Dataset records
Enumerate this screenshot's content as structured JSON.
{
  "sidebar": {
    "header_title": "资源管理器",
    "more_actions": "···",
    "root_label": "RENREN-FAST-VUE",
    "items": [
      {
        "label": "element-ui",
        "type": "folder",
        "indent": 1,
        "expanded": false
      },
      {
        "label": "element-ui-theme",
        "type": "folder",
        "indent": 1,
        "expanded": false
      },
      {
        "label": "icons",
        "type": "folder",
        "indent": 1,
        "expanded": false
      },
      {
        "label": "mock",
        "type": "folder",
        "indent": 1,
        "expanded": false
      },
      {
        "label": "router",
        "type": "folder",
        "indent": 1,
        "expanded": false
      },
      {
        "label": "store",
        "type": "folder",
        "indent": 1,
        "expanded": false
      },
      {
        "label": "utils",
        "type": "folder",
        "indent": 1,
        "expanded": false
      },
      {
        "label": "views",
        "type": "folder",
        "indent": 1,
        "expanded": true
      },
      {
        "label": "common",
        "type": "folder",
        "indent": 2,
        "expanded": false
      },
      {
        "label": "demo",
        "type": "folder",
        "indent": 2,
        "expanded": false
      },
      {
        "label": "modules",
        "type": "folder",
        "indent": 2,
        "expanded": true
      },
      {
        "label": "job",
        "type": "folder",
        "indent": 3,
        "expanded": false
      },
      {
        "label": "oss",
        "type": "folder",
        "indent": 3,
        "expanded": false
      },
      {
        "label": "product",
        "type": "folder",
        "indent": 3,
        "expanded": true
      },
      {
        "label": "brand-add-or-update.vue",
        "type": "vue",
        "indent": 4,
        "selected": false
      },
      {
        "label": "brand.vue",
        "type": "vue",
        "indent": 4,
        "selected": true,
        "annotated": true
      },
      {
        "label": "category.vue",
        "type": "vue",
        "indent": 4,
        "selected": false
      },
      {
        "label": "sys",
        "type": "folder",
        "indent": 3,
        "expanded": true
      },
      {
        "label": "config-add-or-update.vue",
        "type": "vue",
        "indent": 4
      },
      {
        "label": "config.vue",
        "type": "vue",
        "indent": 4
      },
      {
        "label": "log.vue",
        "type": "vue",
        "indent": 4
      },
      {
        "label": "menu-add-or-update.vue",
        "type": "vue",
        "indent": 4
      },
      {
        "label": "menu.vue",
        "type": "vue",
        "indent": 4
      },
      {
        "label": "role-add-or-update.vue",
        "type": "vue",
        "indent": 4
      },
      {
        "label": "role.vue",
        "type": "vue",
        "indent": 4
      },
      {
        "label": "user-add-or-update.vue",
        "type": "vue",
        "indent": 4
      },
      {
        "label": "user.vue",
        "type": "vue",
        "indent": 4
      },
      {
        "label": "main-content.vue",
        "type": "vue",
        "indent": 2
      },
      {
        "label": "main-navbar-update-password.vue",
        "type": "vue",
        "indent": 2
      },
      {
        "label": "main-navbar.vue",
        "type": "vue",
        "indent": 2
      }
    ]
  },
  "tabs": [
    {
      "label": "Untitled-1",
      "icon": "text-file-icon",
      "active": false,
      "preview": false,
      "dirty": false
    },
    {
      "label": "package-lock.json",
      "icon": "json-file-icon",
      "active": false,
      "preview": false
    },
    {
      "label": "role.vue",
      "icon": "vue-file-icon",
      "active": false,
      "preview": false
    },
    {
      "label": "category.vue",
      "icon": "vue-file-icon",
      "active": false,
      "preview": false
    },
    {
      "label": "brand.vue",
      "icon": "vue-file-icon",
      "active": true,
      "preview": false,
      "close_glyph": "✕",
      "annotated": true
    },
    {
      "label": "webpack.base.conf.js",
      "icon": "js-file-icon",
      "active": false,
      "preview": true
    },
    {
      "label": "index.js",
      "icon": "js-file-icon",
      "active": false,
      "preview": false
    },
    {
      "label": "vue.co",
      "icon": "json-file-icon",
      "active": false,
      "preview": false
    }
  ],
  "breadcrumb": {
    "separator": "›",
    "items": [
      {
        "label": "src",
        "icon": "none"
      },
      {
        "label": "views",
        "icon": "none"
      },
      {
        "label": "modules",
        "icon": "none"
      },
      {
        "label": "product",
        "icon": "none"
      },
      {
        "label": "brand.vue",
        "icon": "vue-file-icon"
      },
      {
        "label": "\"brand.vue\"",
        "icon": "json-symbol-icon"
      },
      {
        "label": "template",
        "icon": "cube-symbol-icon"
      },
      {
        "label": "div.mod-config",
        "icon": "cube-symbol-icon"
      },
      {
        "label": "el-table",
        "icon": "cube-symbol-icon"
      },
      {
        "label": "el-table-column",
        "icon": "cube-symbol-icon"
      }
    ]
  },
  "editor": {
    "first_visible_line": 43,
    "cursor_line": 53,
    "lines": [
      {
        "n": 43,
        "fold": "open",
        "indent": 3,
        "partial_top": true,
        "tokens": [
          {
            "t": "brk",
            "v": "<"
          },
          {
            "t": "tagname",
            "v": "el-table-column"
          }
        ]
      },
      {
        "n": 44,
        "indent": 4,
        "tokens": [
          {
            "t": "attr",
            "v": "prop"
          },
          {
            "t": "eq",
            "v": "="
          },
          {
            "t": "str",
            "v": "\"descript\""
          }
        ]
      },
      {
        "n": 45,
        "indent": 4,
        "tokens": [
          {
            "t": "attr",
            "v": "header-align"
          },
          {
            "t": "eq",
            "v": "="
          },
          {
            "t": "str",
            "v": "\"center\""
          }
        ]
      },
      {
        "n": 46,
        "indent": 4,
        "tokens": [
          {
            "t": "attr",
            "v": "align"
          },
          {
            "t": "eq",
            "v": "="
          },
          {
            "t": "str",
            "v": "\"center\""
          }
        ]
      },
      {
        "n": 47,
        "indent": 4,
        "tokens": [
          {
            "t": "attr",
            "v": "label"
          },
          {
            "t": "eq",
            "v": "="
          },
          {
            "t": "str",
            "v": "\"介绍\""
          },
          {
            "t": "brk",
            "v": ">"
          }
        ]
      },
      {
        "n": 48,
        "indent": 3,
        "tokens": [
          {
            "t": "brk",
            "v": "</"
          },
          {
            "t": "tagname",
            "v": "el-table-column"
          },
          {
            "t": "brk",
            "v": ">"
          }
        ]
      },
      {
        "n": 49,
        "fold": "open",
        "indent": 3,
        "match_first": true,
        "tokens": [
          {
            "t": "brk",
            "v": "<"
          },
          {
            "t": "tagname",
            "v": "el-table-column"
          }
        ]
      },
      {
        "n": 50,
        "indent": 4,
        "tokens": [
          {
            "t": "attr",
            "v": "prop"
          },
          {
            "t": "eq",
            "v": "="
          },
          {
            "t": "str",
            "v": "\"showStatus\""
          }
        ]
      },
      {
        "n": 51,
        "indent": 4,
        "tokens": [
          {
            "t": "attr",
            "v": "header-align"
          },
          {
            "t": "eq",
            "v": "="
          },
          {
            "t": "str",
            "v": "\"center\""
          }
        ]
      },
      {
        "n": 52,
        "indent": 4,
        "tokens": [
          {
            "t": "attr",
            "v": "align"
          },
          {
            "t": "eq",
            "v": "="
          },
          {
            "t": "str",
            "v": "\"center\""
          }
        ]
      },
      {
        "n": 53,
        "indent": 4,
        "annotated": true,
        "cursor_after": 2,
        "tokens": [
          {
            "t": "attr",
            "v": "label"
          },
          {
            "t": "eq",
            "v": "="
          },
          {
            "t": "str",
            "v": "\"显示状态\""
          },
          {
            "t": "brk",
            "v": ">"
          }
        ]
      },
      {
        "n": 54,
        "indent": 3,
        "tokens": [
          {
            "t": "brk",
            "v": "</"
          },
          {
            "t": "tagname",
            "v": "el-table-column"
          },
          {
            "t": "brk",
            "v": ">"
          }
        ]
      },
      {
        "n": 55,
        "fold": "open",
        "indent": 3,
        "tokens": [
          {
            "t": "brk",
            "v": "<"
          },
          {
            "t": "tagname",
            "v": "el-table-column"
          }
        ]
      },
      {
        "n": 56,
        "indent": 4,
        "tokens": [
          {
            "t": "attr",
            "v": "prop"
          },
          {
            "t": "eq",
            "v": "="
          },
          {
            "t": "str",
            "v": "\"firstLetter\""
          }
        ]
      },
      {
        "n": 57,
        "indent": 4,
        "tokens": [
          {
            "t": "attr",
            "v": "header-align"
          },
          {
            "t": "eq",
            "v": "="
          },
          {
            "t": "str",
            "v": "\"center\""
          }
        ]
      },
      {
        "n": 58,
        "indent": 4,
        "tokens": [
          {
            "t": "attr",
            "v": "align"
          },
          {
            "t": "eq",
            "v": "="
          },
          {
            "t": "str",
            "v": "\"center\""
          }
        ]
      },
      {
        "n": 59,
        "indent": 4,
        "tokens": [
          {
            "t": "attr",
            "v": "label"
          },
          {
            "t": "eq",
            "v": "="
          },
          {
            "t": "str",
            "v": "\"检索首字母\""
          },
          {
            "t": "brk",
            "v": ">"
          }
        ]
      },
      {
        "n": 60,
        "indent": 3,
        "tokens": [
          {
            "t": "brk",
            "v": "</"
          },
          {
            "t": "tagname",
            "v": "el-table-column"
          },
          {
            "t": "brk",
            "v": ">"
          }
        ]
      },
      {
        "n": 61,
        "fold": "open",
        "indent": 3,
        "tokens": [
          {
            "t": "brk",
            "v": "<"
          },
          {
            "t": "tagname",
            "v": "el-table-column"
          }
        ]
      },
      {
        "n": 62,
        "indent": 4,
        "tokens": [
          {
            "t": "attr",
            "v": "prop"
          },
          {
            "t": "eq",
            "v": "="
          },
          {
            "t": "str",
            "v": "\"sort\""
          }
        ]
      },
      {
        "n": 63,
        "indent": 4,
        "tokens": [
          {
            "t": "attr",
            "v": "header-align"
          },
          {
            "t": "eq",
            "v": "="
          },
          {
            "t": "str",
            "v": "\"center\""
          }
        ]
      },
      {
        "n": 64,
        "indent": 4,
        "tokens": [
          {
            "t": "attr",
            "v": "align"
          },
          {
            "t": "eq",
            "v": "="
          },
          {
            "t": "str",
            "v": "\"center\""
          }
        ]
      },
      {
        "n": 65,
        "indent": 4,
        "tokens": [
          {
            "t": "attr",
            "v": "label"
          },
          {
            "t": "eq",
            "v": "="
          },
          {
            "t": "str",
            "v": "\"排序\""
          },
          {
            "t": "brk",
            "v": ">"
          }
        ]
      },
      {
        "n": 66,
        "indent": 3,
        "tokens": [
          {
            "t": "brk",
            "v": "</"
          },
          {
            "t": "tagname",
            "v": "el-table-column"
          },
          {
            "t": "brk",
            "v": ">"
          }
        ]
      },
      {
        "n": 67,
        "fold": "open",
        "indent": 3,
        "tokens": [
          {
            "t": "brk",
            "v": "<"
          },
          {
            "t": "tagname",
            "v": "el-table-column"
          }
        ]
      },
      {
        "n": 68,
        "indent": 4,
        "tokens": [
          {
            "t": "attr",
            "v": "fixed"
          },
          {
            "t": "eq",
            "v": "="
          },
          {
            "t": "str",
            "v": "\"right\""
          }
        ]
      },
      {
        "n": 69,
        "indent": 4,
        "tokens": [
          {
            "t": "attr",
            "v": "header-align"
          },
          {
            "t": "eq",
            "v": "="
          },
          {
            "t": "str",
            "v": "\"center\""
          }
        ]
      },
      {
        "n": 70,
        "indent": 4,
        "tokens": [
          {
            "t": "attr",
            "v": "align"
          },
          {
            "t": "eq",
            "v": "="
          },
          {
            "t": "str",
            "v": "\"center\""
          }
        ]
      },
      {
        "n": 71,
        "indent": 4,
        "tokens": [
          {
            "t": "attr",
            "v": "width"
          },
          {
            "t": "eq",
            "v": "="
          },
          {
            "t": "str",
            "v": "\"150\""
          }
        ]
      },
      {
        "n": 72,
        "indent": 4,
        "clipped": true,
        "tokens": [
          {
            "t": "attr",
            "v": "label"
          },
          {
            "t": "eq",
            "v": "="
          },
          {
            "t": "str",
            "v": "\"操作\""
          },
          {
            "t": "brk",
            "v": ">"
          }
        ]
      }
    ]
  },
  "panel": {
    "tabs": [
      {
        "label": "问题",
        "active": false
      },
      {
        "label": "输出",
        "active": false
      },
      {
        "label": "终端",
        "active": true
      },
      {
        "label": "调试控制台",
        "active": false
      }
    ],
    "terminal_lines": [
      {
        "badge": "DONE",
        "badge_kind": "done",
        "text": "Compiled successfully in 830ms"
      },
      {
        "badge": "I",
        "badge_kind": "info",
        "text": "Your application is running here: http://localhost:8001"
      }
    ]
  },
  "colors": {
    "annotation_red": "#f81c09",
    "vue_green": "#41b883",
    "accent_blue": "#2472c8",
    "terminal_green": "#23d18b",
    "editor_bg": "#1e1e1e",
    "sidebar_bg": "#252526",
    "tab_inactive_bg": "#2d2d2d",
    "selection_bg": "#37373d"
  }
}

Short task: Report how many lines contain "update". Give nothing but the number.

Task answer: 6